Find the lines holding "icon" and copy them.
[BEGIN EXCERPTED RECORDS]
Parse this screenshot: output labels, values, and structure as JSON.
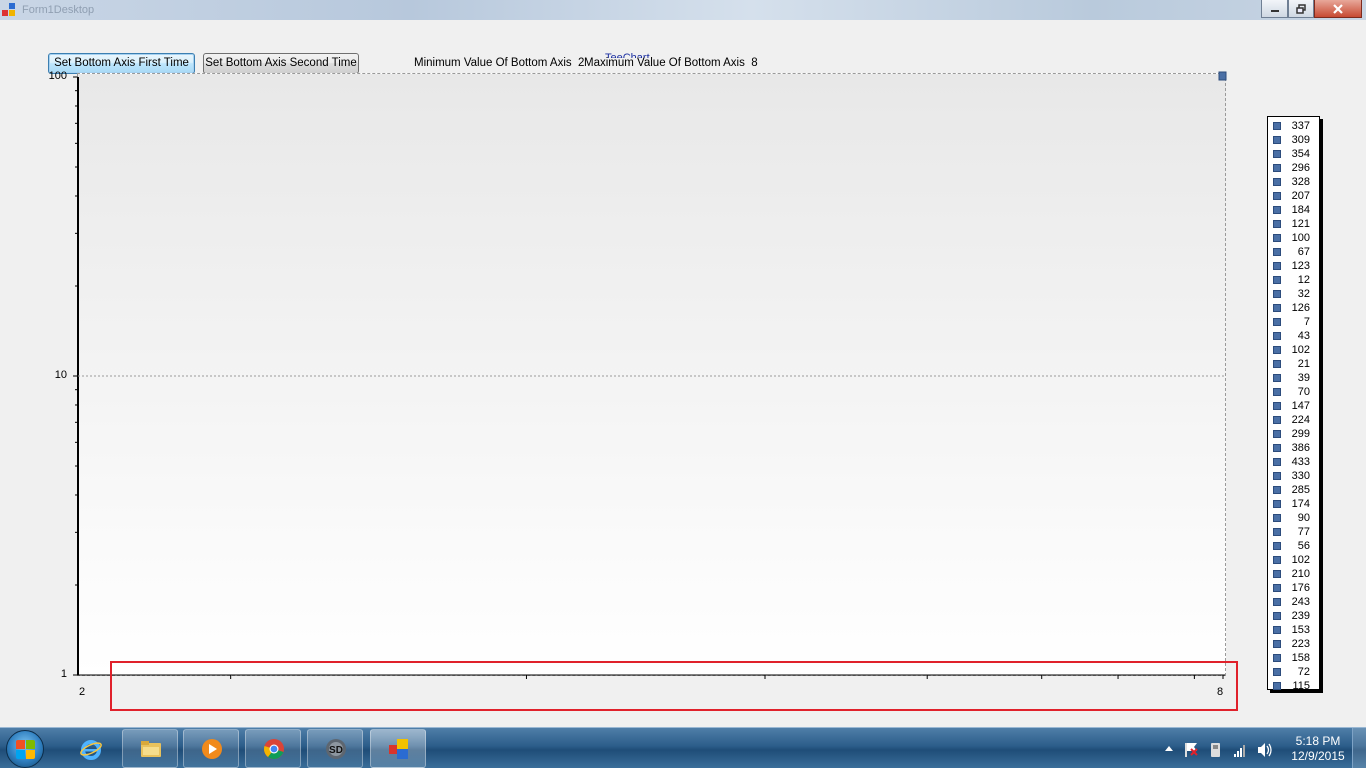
{
  "window": {
    "title": "Form1Desktop"
  },
  "toolbar": {
    "first_button": "Set Bottom Axis First Time",
    "second_button": "Set Bottom Axis Second Time",
    "min_text": "Minimum Value Of Bottom Axis  2",
    "max_text": "Maximum Value Of Bottom Axis  8"
  },
  "chart_data": {
    "type": "line",
    "title": "TeeChart",
    "y_scale": "log",
    "ylim": [
      1,
      100
    ],
    "xlim": [
      2,
      8
    ],
    "y_tick_labels": [
      "100",
      "10",
      "1"
    ],
    "x_tick_labels": [
      "2",
      "8"
    ],
    "grid": true,
    "legend_position": "right",
    "legend_color": "#4a6fa5",
    "legend": [
      "337",
      "309",
      "354",
      "296",
      "328",
      "207",
      "184",
      "121",
      "100",
      "67",
      "123",
      "12",
      "32",
      "126",
      "7",
      "43",
      "102",
      "21",
      "39",
      "70",
      "147",
      "224",
      "299",
      "386",
      "433",
      "330",
      "285",
      "174",
      "90",
      "77",
      "56",
      "102",
      "210",
      "176",
      "243",
      "239",
      "153",
      "223",
      "158",
      "72",
      "115"
    ]
  },
  "annotation": {
    "highlight_color": "#e0212b"
  },
  "taskbar": {
    "apps": [
      "start-icon",
      "internet-explorer-icon",
      "file-explorer-icon",
      "media-player-icon",
      "chrome-icon",
      "sd-app-icon",
      "teechart-app-icon"
    ],
    "time": "5:18 PM",
    "date": "12/9/2015"
  }
}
[END EXCERPTED RECORDS]
FINISHED ANSWER:
      "start-icon",
      "internet-explorer-icon",
      "file-explorer-icon",
      "media-player-icon",
      "chrome-icon",
      "sd-app-icon",
      "teechart-app-icon"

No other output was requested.